Exercise aim: The entries that follow should be written out exactly.
-- begin --
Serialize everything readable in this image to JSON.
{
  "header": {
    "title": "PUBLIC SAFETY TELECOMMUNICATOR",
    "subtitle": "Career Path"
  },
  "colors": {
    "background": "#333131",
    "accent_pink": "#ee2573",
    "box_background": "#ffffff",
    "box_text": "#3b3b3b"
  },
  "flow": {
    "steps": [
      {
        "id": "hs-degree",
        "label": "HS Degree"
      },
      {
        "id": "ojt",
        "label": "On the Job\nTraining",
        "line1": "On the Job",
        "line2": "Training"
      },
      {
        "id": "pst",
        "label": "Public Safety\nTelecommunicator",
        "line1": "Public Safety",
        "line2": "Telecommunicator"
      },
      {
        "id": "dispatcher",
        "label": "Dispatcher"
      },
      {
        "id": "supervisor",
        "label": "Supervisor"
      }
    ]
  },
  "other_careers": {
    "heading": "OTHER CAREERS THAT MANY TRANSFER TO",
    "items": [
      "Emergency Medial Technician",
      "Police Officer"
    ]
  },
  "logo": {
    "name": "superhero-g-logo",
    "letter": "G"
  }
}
-- end --
Output for this exercise:
Serialize everything readable in this image to JSON.
{
  "header": {
    "title": "PUBLIC SAFETY TELECOMMUNICATOR",
    "subtitle": "Career Path"
  },
  "colors": {
    "background": "#333131",
    "accent_pink": "#ee2573",
    "box_background": "#ffffff",
    "box_text": "#3b3b3b"
  },
  "flow": {
    "steps": [
      {
        "id": "hs-degree",
        "label": "HS Degree"
      },
      {
        "id": "ojt",
        "label": "On the Job\nTraining",
        "line1": "On the Job",
        "line2": "Training"
      },
      {
        "id": "pst",
        "label": "Public Safety\nTelecommunicator",
        "line1": "Public Safety",
        "line2": "Telecommunicator"
      },
      {
        "id": "dispatcher",
        "label": "Dispatcher"
      },
      {
        "id": "supervisor",
        "label": "Supervisor"
      }
    ]
  },
  "other_careers": {
    "heading": "OTHER CAREERS THAT MANY TRANSFER TO",
    "items": [
      "Emergency Medial Technician",
      "Police Officer"
    ]
  },
  "logo": {
    "name": "superhero-g-logo",
    "letter": "G"
  }
}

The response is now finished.